## WHAT TO WORK ON:
1: In the page text about the trip to Guatemala, how many times has The King been back?
2: Continue the post about the trip to Guatemala from its last sentence.

PAGE TEXT START

I want to share about our day trip with La P, but first I'm going to continue with my thoughts from the last post.
This trip to Guatemala felt different for us. The other trips have been amazing and wonderful and have revealed many things that I'm grateful to have learned. The same can be said for this one, but in different ways.
This trip caused me to look beyond me. To look beyond what is a little bit uncomfortable and come face to face with what's really uncomfortable.
I'm left knowing that there has to be more to life than striving to get to an imaginary point of success.
There has to be more than giving out of obligation.
There has to be more than standing on the sidelines and wondering what it would be like to play.
I feel as if we are moving in a direction, but the map has been blacked out. We can only see a few miles in front of us.
The King describes it as using a head lamp when the stadium lighting is not working.
Here's all that I know for sure...
2 years ago, I was begging God to give me a stomach virus so that I wouldn't have to go to Guatemala for a week.
And since then...I've been back twice. The King's been back 10 times. God has given me a sweet child who may never really be mine. My husband has survived brain trauma and surgery. We're in the midst of some financial situations that would have (2 years ago) sent me into permanent fetal position. Our future is pretty much completely unknown.

PAGE TEXT END
SOURCE INFORMATION START

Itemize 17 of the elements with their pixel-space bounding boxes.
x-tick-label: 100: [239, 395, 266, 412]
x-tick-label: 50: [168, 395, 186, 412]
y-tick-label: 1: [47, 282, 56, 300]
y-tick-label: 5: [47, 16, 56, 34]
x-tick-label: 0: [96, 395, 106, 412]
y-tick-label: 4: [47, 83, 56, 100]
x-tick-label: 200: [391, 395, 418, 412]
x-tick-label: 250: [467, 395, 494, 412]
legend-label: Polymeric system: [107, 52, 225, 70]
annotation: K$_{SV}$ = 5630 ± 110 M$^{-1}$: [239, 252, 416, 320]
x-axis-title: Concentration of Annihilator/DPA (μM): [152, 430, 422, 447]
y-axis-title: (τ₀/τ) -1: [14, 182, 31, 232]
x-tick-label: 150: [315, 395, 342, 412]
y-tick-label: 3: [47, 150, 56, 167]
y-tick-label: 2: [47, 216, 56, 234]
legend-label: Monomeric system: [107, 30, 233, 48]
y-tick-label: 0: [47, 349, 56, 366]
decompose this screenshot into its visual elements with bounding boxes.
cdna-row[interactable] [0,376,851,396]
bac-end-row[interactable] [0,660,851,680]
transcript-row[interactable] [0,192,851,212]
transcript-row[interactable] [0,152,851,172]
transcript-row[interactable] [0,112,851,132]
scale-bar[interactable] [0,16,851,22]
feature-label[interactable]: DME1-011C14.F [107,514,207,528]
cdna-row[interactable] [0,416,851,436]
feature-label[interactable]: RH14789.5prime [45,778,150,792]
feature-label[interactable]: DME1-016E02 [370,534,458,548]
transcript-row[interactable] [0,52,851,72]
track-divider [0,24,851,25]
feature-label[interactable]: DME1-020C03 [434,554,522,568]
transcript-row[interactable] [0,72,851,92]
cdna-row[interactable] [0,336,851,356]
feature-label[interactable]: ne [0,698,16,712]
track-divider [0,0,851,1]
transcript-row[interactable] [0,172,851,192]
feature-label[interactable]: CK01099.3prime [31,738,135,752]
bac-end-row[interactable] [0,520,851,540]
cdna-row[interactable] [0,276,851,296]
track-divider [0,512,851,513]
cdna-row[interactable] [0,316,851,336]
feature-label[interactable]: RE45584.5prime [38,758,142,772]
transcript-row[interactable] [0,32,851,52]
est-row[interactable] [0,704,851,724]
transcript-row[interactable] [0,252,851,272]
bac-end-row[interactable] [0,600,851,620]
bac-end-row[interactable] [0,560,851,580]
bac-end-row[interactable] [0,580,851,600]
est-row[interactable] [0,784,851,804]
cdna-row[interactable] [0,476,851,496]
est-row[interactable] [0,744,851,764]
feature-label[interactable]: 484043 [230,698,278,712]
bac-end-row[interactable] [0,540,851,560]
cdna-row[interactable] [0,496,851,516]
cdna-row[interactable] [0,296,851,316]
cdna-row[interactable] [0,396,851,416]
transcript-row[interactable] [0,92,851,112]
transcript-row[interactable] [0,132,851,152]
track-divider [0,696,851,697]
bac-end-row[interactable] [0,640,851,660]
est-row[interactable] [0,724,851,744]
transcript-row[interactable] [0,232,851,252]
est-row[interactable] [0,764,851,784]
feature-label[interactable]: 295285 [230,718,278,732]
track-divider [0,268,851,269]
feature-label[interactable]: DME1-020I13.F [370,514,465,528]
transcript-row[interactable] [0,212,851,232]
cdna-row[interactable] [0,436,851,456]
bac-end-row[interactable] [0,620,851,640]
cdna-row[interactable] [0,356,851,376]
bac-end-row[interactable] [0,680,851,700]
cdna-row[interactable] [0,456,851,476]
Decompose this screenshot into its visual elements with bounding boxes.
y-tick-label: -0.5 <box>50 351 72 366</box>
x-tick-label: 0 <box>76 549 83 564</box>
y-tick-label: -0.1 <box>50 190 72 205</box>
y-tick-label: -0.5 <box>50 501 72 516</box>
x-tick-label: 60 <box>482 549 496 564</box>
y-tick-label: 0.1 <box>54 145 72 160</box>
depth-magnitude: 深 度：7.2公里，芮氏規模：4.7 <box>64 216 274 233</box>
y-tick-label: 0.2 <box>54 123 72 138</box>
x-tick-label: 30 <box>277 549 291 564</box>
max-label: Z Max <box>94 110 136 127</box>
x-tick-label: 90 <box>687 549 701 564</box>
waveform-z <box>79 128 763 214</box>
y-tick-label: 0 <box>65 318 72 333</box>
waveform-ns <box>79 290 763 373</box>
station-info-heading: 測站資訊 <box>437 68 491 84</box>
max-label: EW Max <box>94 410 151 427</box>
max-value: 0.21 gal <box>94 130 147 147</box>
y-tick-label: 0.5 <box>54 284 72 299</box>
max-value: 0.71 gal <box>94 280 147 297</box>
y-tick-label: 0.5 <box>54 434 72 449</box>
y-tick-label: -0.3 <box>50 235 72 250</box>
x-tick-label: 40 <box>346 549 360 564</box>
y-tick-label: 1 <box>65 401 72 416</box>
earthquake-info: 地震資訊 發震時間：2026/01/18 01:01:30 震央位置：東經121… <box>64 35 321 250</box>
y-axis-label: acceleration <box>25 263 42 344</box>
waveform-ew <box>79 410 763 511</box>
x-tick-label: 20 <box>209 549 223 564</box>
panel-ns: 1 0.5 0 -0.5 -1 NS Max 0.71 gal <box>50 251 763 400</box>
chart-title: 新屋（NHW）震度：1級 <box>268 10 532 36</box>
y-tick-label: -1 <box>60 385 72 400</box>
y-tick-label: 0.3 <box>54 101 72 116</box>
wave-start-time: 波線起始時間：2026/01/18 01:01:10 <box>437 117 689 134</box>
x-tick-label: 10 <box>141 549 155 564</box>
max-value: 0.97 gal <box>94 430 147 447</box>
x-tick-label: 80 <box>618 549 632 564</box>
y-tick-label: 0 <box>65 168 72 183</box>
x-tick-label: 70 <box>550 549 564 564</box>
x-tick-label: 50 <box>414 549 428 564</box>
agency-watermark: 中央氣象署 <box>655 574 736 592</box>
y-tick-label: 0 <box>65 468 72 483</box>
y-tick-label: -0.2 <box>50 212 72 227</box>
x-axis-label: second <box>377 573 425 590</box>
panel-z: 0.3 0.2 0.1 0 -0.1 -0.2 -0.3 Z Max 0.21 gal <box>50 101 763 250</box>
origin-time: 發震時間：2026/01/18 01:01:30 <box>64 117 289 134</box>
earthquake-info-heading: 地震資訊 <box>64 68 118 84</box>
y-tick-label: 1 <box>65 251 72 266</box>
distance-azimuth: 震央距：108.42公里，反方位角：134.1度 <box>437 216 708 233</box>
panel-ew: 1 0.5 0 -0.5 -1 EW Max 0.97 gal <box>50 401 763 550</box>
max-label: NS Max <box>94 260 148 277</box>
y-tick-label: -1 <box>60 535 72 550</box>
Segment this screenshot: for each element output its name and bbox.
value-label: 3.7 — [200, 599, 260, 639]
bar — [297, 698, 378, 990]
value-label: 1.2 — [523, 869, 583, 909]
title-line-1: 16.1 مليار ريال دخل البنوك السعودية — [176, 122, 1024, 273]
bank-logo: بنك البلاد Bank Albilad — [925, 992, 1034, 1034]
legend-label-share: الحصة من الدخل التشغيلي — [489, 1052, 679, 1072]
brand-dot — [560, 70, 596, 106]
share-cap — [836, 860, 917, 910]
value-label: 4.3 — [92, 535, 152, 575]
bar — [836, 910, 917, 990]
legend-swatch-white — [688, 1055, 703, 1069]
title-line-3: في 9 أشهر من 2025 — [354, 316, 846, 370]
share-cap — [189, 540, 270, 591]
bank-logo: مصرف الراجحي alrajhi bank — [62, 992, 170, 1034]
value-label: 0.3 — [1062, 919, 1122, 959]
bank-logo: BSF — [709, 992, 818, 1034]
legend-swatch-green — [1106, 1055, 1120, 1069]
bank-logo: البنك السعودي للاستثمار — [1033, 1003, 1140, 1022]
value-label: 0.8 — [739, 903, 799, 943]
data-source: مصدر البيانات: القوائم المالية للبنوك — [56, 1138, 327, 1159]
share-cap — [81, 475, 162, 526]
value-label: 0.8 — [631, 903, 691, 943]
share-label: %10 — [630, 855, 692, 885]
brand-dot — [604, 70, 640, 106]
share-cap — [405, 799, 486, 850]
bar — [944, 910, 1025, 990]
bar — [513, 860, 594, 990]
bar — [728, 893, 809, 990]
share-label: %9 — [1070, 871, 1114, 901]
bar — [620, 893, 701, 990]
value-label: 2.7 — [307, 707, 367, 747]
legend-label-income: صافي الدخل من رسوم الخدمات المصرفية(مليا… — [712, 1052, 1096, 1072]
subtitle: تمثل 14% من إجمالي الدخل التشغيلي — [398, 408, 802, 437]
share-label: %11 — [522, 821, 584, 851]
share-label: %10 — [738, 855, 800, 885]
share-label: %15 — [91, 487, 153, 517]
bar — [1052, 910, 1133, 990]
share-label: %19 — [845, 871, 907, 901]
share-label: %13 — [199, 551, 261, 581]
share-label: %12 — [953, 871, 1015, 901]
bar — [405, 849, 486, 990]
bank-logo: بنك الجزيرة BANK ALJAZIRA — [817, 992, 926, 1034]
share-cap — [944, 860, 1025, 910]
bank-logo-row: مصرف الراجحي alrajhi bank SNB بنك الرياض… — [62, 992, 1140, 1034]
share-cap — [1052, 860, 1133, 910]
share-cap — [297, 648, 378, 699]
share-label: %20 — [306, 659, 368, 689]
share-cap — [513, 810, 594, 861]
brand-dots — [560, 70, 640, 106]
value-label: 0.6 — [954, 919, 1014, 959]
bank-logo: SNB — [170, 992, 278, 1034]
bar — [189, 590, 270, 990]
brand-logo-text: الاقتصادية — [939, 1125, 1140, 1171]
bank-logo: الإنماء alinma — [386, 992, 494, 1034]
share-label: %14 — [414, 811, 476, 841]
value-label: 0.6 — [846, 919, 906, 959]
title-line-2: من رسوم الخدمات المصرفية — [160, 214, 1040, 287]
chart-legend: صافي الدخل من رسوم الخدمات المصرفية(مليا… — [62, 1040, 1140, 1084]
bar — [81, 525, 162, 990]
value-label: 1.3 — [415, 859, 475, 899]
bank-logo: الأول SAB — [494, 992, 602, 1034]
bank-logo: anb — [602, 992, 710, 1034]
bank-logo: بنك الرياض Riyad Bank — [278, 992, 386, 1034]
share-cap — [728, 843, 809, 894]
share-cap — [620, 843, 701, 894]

SOURCE INFORMATION END

## EXERCISE RESPONSES:
1: 10 times.

2:
But I have a peace that I've never had before.
Not in spite of all of those things, but because of all of those things.
I've seen how God prepared me for things that I could never have seen coming. He used each situation (which I'd think surely HAD to be the end) to stretch me and grow me and place me in circumstances that I never would have thought I'd be capable of enduring.
And then here we'd go again.
Only now I'm not sure where we are going. Because, unlike the times before, I don't feel the same need to fight. I don't have a particular destination that I'm trying to reach.
Plan A no longer appeals to me.
So you can sense that I'm confused, I'm guessing.
And I'm not sure why I'm sharing it with the internet.
Any wise words or experiences that you have about finding direction?
Or anything else?
Like a new snack. Or great jeans. Or something else to distract me from reality...?
(And if you are wondering if there was any point to this rambling, the answer is no.)